» Set problem
Locate every line in the material below that has the word "Français". Copy each of those lines.

─── Task inputs

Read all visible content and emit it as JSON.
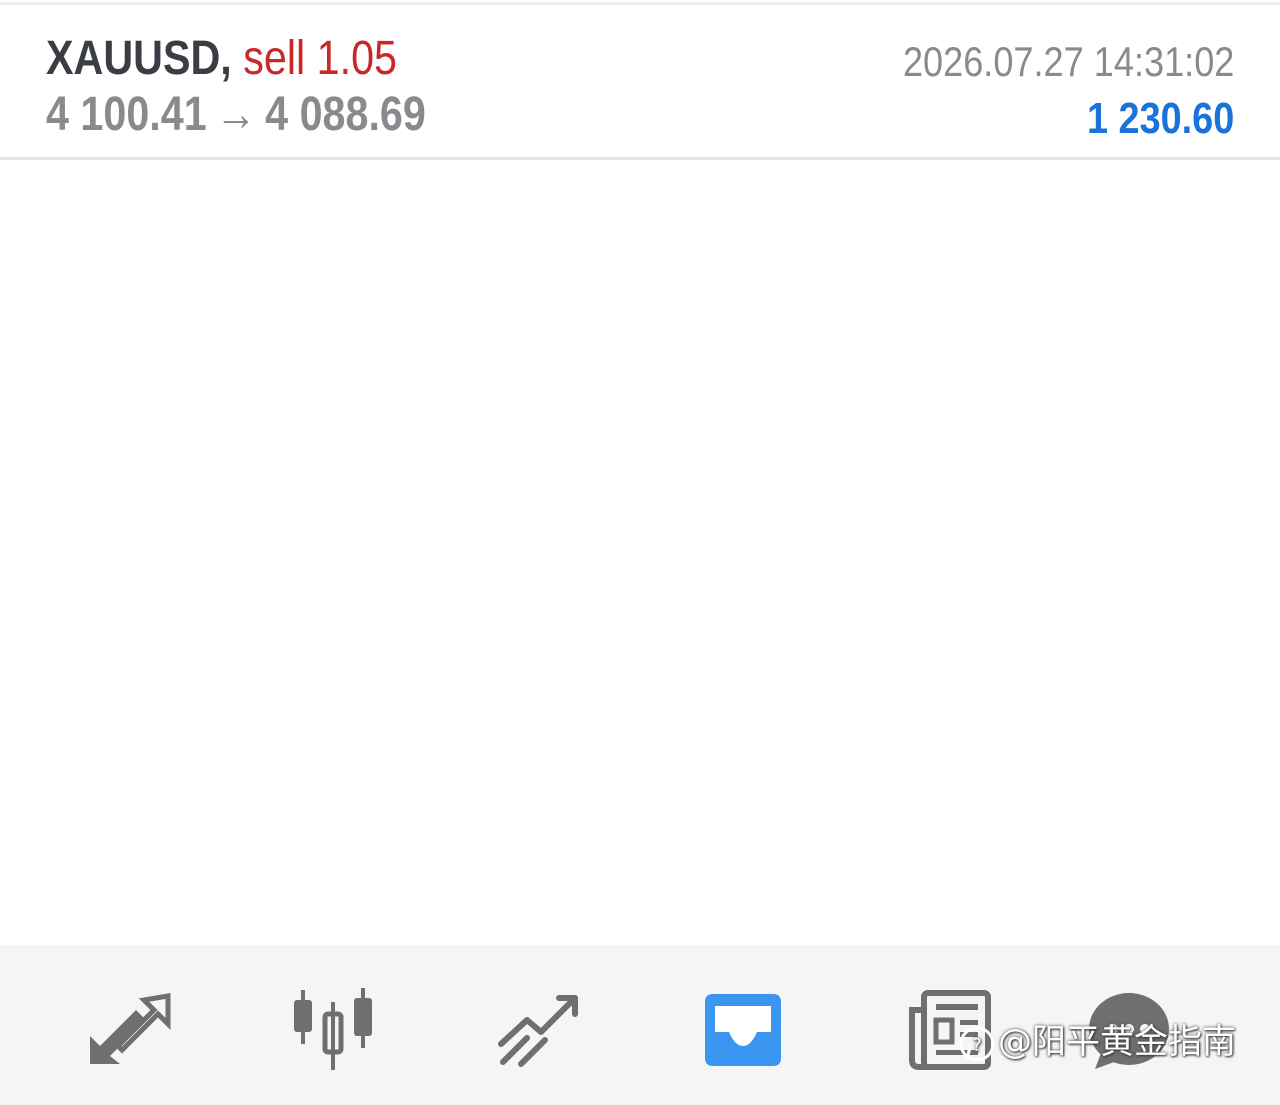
{
  "trade": {
    "symbol": "XAUUSD",
    "separator": ",",
    "side_volume": "sell 1.05",
    "open_price": "4 100.41",
    "arrow": "→",
    "current_price": "4 088.69",
    "time": "2026.07.27 14:31:02",
    "profit": "1 230.60"
  },
  "colors": {
    "symbol": "#3b3d45",
    "sell": "#c9282a",
    "price": "#8a8a8e",
    "profit": "#1a73d9",
    "active_tab": "#3a96f0",
    "inactive_tab": "#6f6f6f"
  },
  "bottom_nav": {
    "items": [
      {
        "icon": "quotes-arrows-icon"
      },
      {
        "icon": "candlestick-chart-icon"
      },
      {
        "icon": "trend-line-icon"
      },
      {
        "icon": "trade-tray-icon",
        "active": true
      },
      {
        "icon": "news-icon"
      },
      {
        "icon": "chat-bubble-icon"
      }
    ]
  },
  "watermark": {
    "text": "@阳平黄金指南"
  }
}
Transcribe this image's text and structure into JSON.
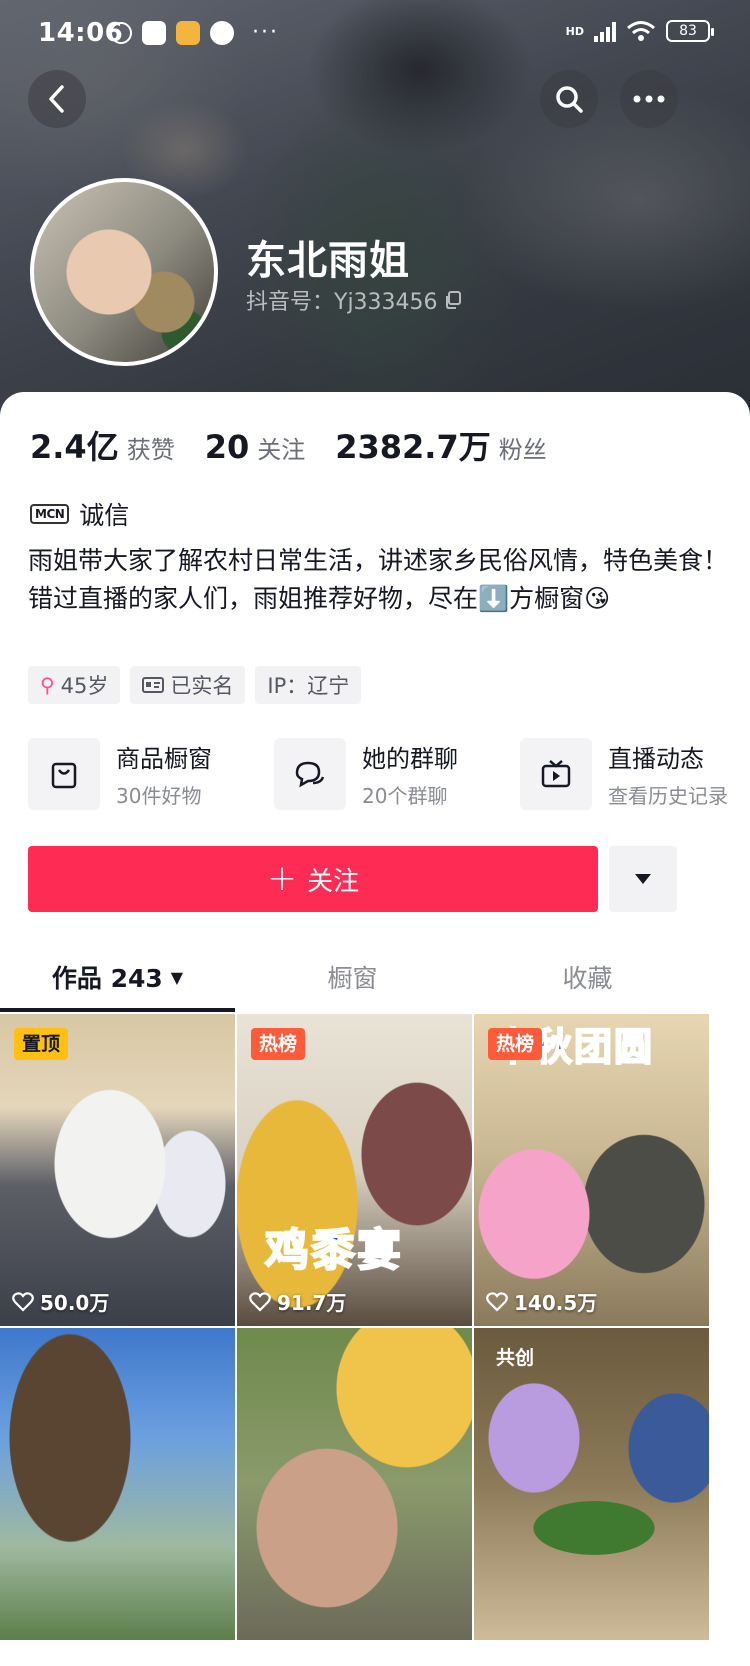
{
  "status_bar": {
    "time": "14:06",
    "dots": "···",
    "network": "HD",
    "battery": "83"
  },
  "header": {
    "icons": {
      "back": "back-icon",
      "search": "search-icon",
      "more": "more-icon"
    }
  },
  "profile": {
    "name": "东北雨姐",
    "douyin_id": "抖音号：Yj333456"
  },
  "stats": [
    {
      "value": "2.4亿",
      "label": "获赞"
    },
    {
      "value": "20",
      "label": "关注"
    },
    {
      "value": "2382.7万",
      "label": "粉丝"
    }
  ],
  "mcn": {
    "badge": "MCN",
    "label": "诚信"
  },
  "bio": {
    "line1": "雨姐带大家了解农村日常生活，讲述家乡民俗风情，特色美食！",
    "line2": "错过直播的家人们，雨姐推荐好物，尽在⬇️方橱窗😘"
  },
  "tags": [
    {
      "label": "45岁",
      "icon": "female-icon"
    },
    {
      "label": "已实名",
      "icon": "id-card-icon"
    },
    {
      "label": "IP：辽宁",
      "icon": ""
    }
  ],
  "features": [
    {
      "title": "商品橱窗",
      "subtitle": "30件好物",
      "icon": "shopping-bag-icon"
    },
    {
      "title": "她的群聊",
      "subtitle": "20个群聊",
      "icon": "chat-icon"
    },
    {
      "title": "直播动态",
      "subtitle": "查看历史记录",
      "icon": "live-tv-icon"
    }
  ],
  "actions": {
    "follow_label": "关注",
    "follow_icon": "+"
  },
  "tabs": [
    {
      "label": "作品 243",
      "active": true
    },
    {
      "label": "橱窗",
      "active": false
    },
    {
      "label": "收藏",
      "active": false
    }
  ],
  "videos": [
    {
      "badge": "置顶",
      "badge_type": "pin",
      "likes": "50.0万",
      "overlay": ""
    },
    {
      "badge": "热榜",
      "badge_type": "hot",
      "likes": "91.7万",
      "overlay": "鸡黍宴"
    },
    {
      "badge": "热榜",
      "badge_type": "hot",
      "likes": "140.5万",
      "overlay": "中秋团圆"
    },
    {
      "badge": "",
      "badge_type": "",
      "likes": "",
      "overlay": ""
    },
    {
      "badge": "",
      "badge_type": "",
      "likes": "",
      "overlay": ""
    },
    {
      "badge": "共创",
      "badge_type": "co",
      "likes": "",
      "overlay": ""
    }
  ],
  "colors": {
    "accent": "#fe2c55",
    "pin_badge": "#ffc012",
    "hot_badge": "#ff5b3a"
  }
}
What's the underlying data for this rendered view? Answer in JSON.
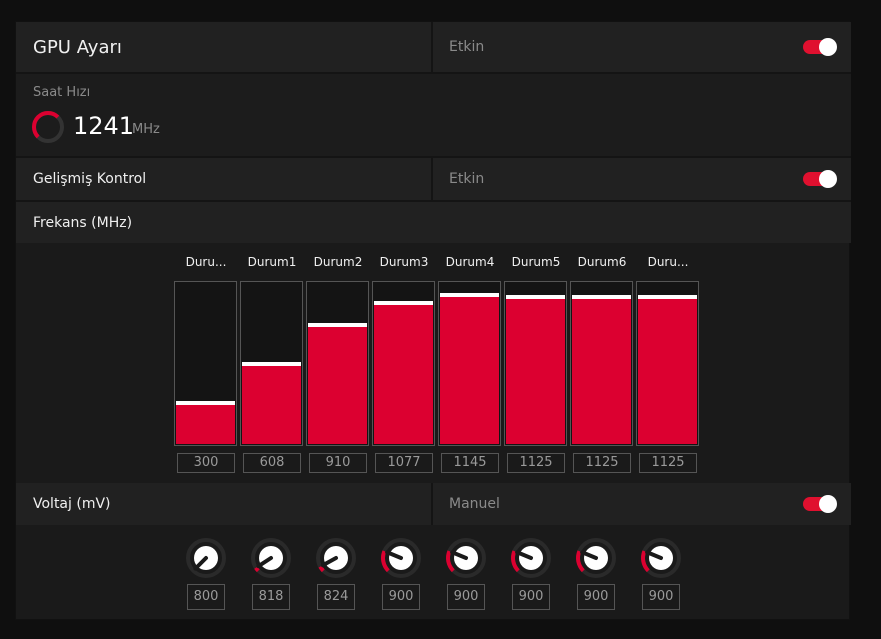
{
  "gpu": {
    "title": "GPU Ayarı",
    "status": "Etkin",
    "enabled": true
  },
  "clock": {
    "label": "Saat Hızı",
    "value": "1241",
    "unit": "MHz"
  },
  "advanced": {
    "title": "Gelişmiş Kontrol",
    "status": "Etkin",
    "enabled": true
  },
  "frequency": {
    "title": "Frekans (MHz)",
    "max": 1250,
    "states": [
      {
        "label": "Duru...",
        "value": "300",
        "level": 300
      },
      {
        "label": "Durum1",
        "value": "608",
        "level": 608
      },
      {
        "label": "Durum2",
        "value": "910",
        "level": 910
      },
      {
        "label": "Durum3",
        "value": "1077",
        "level": 1077
      },
      {
        "label": "Durum4",
        "value": "1145",
        "level": 1145
      },
      {
        "label": "Durum5",
        "value": "1125",
        "level": 1125
      },
      {
        "label": "Durum6",
        "value": "1125",
        "level": 1125
      },
      {
        "label": "Duru...",
        "value": "1125",
        "level": 1125
      }
    ]
  },
  "voltage": {
    "title": "Voltaj (mV)",
    "mode": "Manuel",
    "enabled": true,
    "knobs": [
      {
        "value": "800"
      },
      {
        "value": "818"
      },
      {
        "value": "824"
      },
      {
        "value": "900"
      },
      {
        "value": "900"
      },
      {
        "value": "900"
      },
      {
        "value": "900"
      },
      {
        "value": "900"
      }
    ]
  },
  "colors": {
    "accent": "#dc0030",
    "panel": "#1a1a1a",
    "row": "#212121"
  }
}
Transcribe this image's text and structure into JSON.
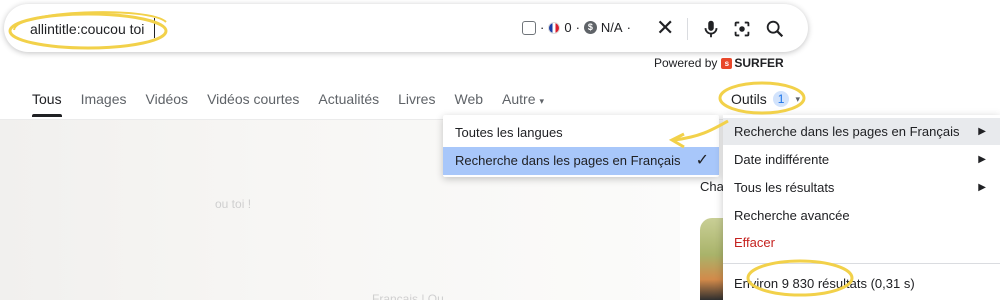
{
  "search": {
    "query": "allintitle:coucou toi"
  },
  "surfer": {
    "count": "0",
    "cpc": "N/A",
    "sep": "·",
    "powered_by": "Powered by",
    "brand": "SURFER"
  },
  "tabs": [
    {
      "label": "Tous",
      "active": true
    },
    {
      "label": "Images"
    },
    {
      "label": "Vidéos"
    },
    {
      "label": "Vidéos courtes"
    },
    {
      "label": "Actualités"
    },
    {
      "label": "Livres"
    },
    {
      "label": "Web"
    },
    {
      "label": "Autre",
      "dropdown": true
    }
  ],
  "outils": {
    "label": "Outils",
    "badge": "1"
  },
  "language_menu": {
    "items": [
      "Toutes les langues",
      "Recherche dans les pages en Français"
    ],
    "selected_index": 1
  },
  "tools_menu": {
    "items": [
      "Recherche dans les pages en Français",
      "Date indifférente",
      "Tous les résultats",
      "Recherche avancée",
      "Effacer"
    ],
    "result_stats": "Environ 9 830 résultats (0,31 s)"
  },
  "side_panel": {
    "label": "Cha"
  },
  "ghost_text": {
    "snippet": "ou toi !",
    "footer": "Français | Qu"
  },
  "colors": {
    "annotation": "#f2d14a",
    "selected_bg": "#a8c7fa",
    "danger": "#c5221f",
    "badge_bg": "#d2e3fc",
    "badge_fg": "#1a73e8"
  }
}
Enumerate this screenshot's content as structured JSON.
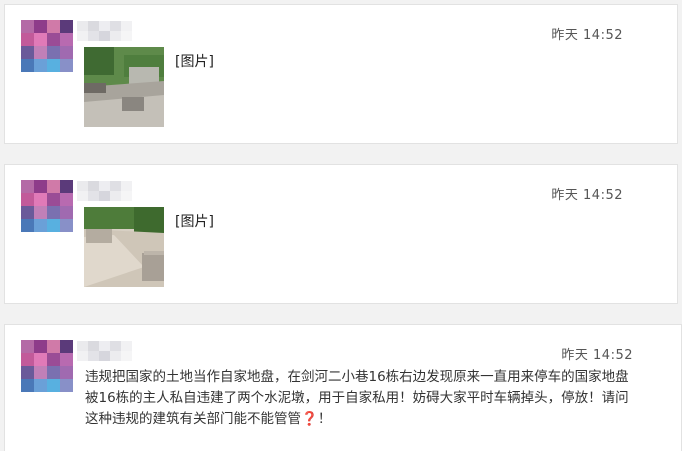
{
  "posts": [
    {
      "time": "昨天  14:52",
      "image_label": "[图片]",
      "icons": {
        "avatar": "pixelated-avatar",
        "thumbnail": "photo-thumbnail"
      }
    },
    {
      "time": "昨天  14:52",
      "image_label": "[图片]",
      "icons": {
        "avatar": "pixelated-avatar",
        "thumbnail": "photo-thumbnail"
      }
    },
    {
      "time": "昨天  14:52",
      "text": "违规把国家的土地当作自家地盘，在剑河二小巷16栋右边发现原来一直用来停车的国家地盘被16栋的主人私自违建了两个水泥墩，用于自家私用！妨碍大家平时车辆掉头，停放！请问这种违规的建筑有关部门能不能管管",
      "emoji": "❓",
      "tail": "！",
      "icons": {
        "avatar": "pixelated-avatar",
        "emoji": "red-question-mark"
      }
    }
  ],
  "colors": {
    "background": "#f2f2f2",
    "card": "#ffffff",
    "border": "#e2e2e2",
    "time_text": "#555555",
    "body_text": "#333333",
    "question_mark": "#c8102e"
  }
}
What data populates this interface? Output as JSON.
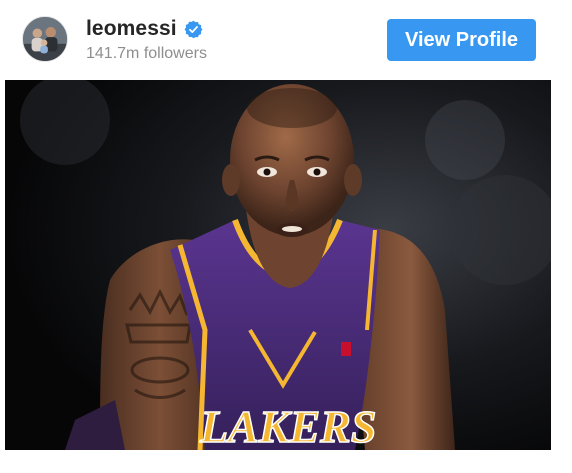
{
  "post": {
    "username": "leomessi",
    "followers": "141.7m followers",
    "view_profile_label": "View Profile",
    "verified": true
  },
  "colors": {
    "accent": "#3897f0",
    "username": "#262626",
    "muted": "#8e8e8e",
    "jersey_purple": "#4b2a7b",
    "jersey_gold": "#f5b731"
  },
  "photo": {
    "jersey_text": "LAKERS"
  },
  "icons": {
    "verified": "verified-badge-icon"
  }
}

──────

» Written answer
      "Recherche dans les pages en Français"
      "Recherche dans les pages en Français",
    "footer": "Français | Qu"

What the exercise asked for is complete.